## The problem
Reproduce the records below exactly, leaving out any pictures.
─── Data lines ───
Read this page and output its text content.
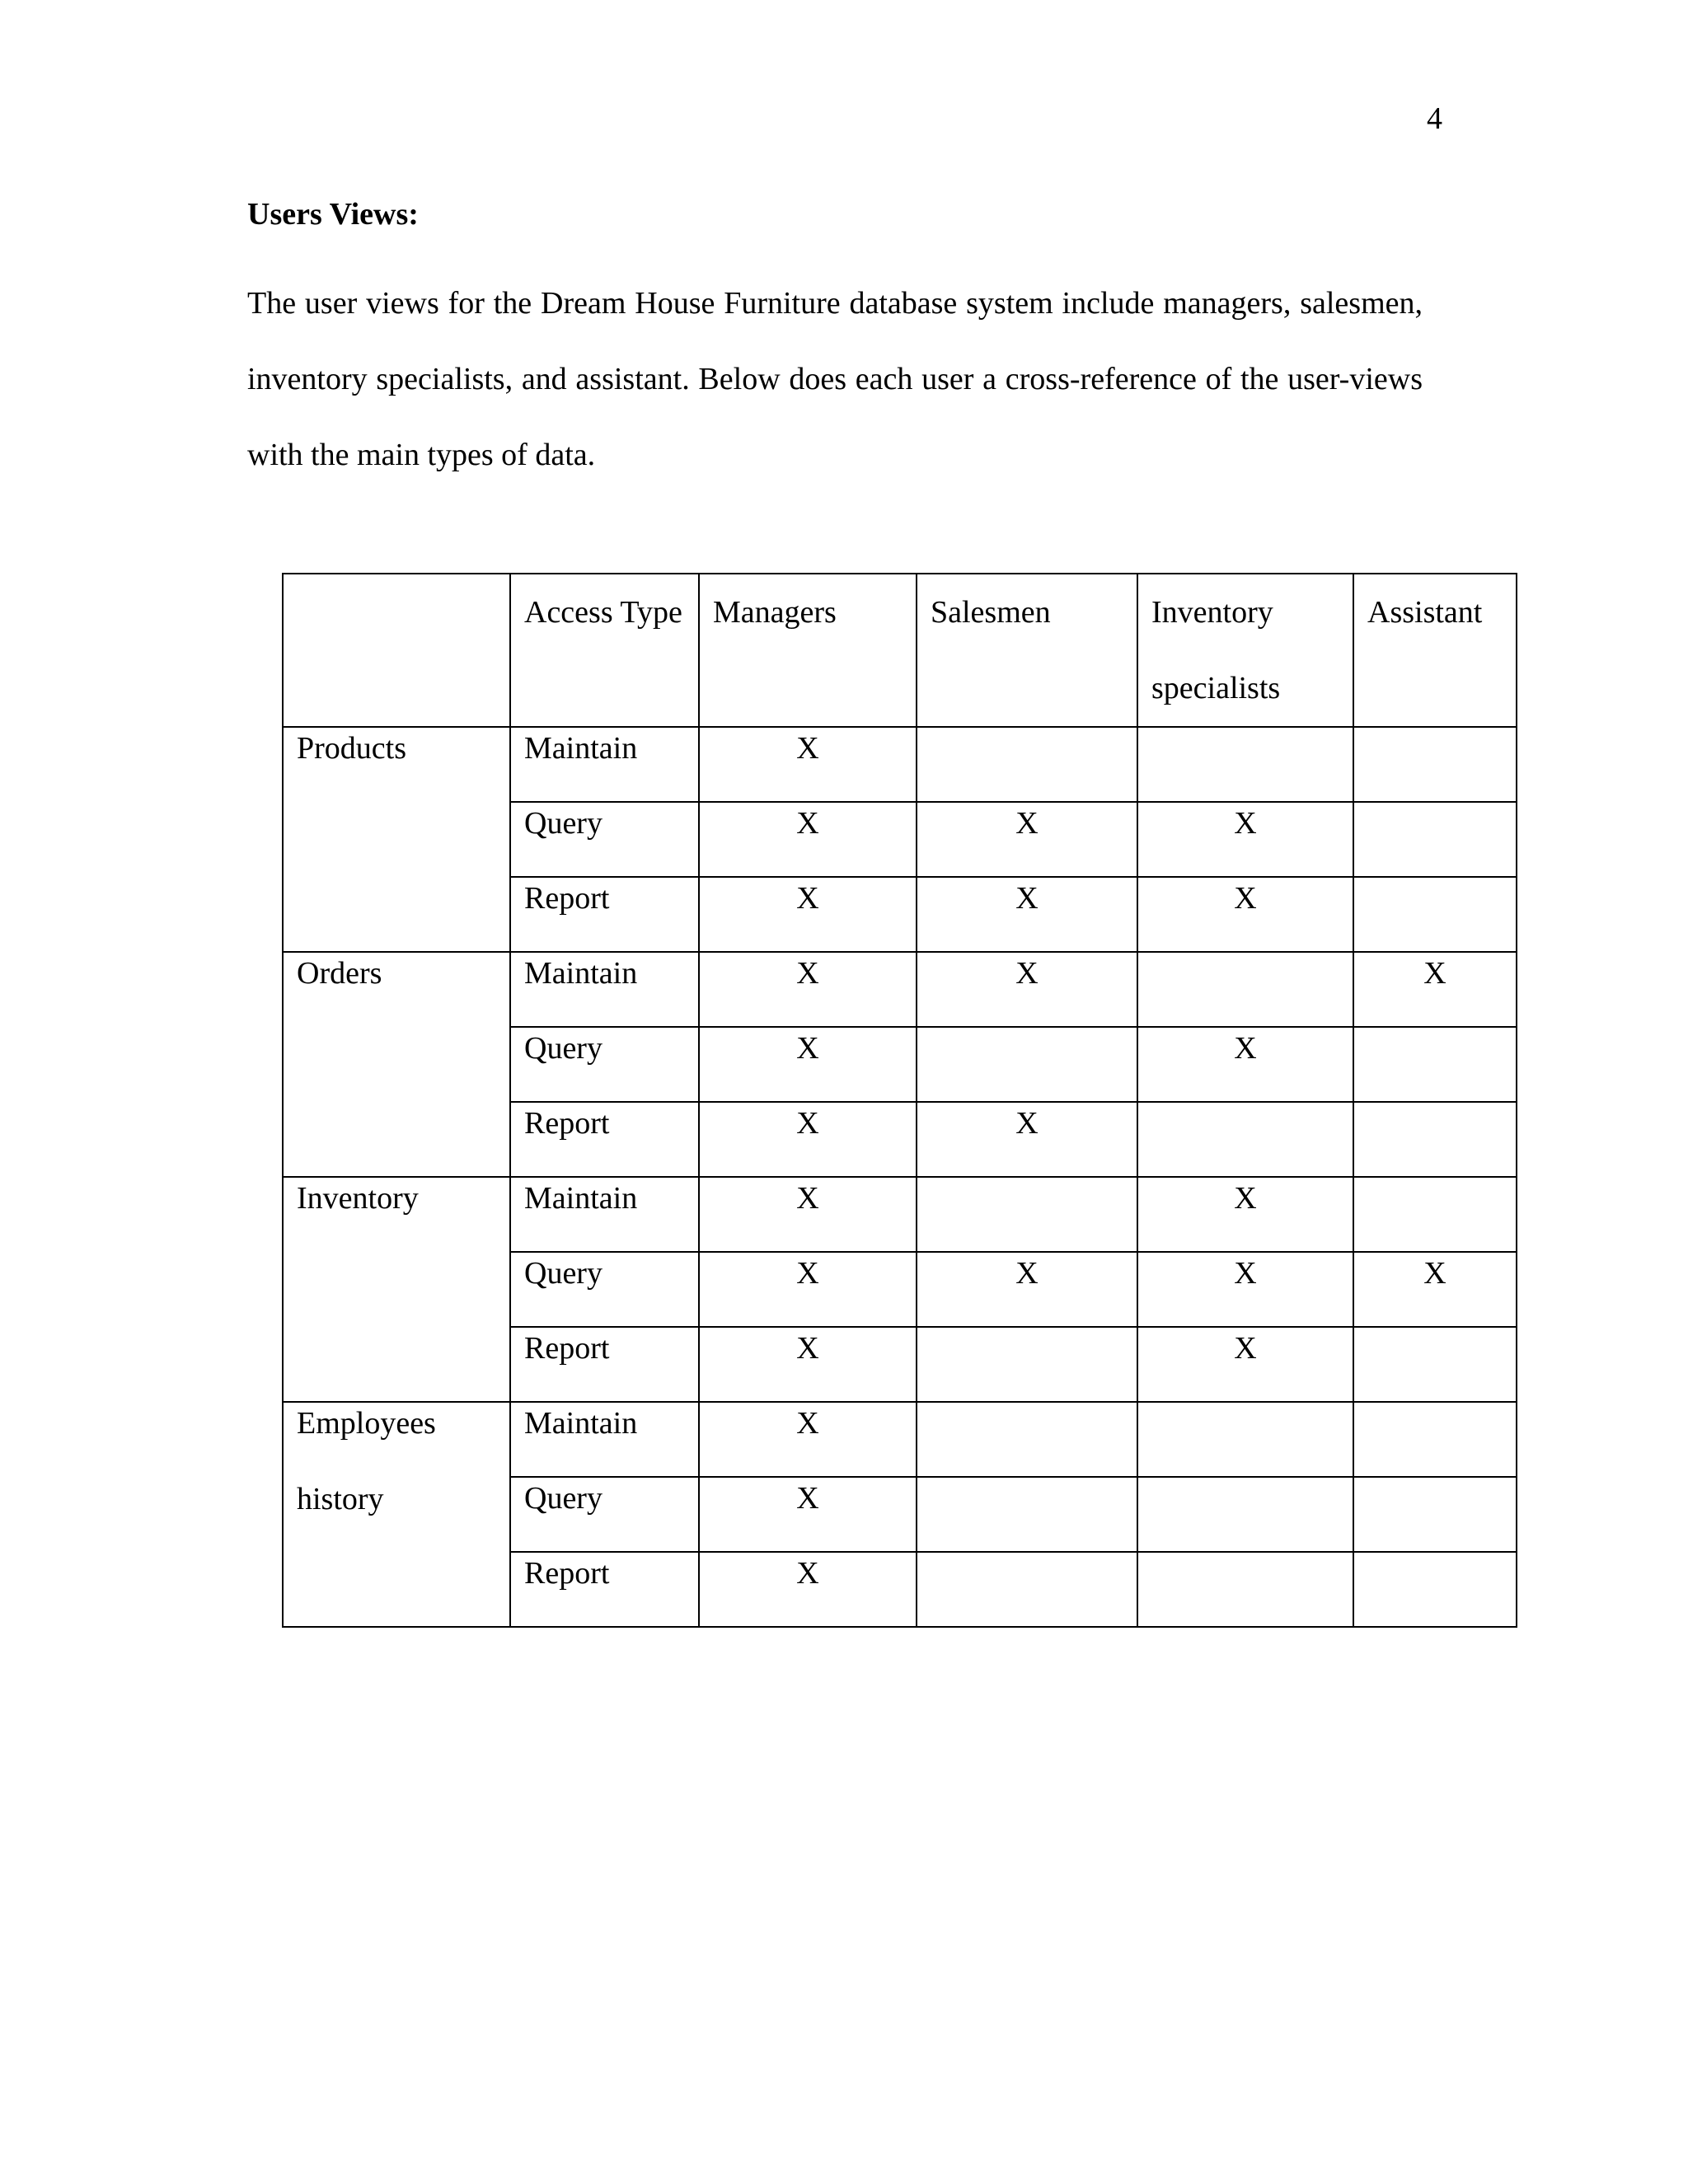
4
Users Views:

The user views for the Dream House Furniture database system include managers, salesmen, inventory specialists, and assistant. Below does each user a cross-reference of the user-views with the main types of data.

	Access Type	Managers	Salesmen	Inventory specialists	Assistant

Products	Maintain	X			
	Query	X	X	X	
	Report	X	X	X	

Orders	Maintain	X	X		X
	Query	X		X	
	Report	X	X		

Inventory	Maintain	X		X	
	Query	X	X	X	X
	Report	X		X	

Employees history	Maintain	X			
	Query	X			
	Report	X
───
## Correct response
Read this page and output its text content.
4
Users Views:

The user views for the Dream House Furniture database system include managers, salesmen, inventory specialists, and assistant. Below does each user a cross-reference of the user-views with the main types of data.

	Access Type	Managers	Salesmen	Inventory specialists	Assistant

Products	Maintain	X			
	Query	X	X	X	
	Report	X	X	X	

Orders	Maintain	X	X		X
	Query	X		X	
	Report	X	X		

Inventory	Maintain	X		X	
	Query	X	X	X	X
	Report	X		X	

Employees history	Maintain	X			
	Query	X			
	Report	X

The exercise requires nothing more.